Data for processing ->
+---+

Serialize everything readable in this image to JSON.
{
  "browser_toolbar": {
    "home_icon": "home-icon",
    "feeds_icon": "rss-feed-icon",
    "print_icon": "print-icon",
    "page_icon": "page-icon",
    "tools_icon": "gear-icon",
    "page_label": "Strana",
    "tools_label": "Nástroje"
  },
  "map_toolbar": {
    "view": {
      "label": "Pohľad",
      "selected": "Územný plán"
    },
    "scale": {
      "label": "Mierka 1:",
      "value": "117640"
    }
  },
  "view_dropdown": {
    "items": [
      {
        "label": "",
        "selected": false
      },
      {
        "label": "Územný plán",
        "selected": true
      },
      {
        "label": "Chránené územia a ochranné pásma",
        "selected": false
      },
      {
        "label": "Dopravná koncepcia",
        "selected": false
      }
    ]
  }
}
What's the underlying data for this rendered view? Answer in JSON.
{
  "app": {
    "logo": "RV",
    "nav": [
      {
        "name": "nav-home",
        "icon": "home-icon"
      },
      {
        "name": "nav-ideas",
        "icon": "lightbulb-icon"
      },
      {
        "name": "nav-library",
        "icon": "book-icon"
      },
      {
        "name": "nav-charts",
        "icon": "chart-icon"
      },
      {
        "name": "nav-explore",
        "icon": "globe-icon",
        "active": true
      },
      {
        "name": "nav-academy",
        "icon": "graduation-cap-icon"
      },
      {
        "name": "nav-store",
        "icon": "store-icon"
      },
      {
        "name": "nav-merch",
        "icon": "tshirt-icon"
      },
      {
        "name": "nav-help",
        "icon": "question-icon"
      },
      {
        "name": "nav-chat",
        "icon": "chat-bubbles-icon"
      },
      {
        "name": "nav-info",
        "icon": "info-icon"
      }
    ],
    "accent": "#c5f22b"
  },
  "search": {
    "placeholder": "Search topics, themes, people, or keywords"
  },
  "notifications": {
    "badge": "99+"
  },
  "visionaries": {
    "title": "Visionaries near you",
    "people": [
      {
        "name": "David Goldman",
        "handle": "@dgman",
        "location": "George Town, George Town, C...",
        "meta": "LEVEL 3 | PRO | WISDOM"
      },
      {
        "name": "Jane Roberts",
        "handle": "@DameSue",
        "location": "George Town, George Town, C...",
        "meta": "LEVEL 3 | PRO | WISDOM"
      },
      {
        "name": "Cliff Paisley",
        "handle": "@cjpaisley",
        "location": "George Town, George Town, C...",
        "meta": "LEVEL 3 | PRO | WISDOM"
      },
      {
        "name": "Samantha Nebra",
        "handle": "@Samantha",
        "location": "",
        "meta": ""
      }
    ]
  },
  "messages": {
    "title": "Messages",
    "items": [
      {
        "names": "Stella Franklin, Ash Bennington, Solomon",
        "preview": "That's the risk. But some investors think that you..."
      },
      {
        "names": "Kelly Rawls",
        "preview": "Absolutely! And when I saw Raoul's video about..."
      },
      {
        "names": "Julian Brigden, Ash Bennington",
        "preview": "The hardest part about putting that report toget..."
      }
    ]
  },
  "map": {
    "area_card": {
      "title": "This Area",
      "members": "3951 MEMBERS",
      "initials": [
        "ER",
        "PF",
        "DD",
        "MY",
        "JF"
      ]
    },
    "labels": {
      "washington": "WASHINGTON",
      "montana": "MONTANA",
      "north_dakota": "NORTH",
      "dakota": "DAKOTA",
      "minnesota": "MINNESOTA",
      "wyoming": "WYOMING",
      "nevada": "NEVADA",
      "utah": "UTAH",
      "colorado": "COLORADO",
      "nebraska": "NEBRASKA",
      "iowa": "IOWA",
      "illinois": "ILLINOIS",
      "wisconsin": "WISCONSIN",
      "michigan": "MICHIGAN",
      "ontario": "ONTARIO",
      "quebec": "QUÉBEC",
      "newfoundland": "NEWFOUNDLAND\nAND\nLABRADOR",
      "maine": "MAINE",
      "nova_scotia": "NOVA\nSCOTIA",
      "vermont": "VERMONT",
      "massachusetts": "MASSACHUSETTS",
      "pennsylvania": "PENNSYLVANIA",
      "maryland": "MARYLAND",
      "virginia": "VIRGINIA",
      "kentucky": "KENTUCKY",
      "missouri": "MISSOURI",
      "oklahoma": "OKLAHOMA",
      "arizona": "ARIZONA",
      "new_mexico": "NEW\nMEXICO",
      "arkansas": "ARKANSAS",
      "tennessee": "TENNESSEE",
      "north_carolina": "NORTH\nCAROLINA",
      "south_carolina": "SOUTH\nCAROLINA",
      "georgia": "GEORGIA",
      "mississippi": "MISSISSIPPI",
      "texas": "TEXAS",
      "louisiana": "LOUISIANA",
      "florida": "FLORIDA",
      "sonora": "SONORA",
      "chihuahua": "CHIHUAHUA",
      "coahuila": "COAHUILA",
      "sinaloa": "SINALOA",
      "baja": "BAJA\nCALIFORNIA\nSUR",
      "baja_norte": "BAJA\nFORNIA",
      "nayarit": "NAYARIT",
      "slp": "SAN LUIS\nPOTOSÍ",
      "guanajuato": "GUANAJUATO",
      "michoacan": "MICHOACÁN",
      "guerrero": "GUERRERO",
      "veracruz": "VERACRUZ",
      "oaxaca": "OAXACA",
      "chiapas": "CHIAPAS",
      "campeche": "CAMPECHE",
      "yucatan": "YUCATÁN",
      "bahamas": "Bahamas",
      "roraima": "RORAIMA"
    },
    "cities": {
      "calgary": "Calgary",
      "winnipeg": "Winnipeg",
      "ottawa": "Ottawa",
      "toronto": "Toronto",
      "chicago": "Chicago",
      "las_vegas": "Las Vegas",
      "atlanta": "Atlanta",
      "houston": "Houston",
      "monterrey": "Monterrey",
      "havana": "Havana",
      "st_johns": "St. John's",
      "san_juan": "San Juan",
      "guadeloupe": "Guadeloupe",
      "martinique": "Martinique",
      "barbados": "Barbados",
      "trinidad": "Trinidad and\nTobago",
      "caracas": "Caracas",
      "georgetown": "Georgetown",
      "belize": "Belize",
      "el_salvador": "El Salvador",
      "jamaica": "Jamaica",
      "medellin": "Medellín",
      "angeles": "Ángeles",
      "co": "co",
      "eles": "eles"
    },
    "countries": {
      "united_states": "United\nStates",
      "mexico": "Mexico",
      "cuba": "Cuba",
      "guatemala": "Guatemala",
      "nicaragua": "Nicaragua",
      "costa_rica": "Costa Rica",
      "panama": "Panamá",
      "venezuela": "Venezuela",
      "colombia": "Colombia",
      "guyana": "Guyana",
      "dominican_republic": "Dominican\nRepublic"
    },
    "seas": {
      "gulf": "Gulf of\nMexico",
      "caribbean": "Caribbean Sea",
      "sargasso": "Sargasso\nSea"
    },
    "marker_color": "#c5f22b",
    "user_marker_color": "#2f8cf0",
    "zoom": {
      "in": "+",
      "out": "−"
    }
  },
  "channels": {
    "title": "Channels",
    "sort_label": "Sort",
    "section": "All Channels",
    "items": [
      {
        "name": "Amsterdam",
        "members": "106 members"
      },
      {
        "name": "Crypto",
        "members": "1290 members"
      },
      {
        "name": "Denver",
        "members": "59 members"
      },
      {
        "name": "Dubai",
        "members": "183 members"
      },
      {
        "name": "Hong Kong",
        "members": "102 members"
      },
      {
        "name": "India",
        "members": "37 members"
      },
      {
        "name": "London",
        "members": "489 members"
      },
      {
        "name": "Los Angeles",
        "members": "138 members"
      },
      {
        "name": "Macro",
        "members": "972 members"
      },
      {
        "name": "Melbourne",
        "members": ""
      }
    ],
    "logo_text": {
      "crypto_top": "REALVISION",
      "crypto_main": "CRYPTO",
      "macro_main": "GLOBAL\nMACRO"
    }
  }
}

+---+

Copy every line of the listing that contains the word "JSON".

Answer to the problem ->
Serialize everything readable in this image to JSON.
What's the underlying data for this rendered view? Answer in JSON.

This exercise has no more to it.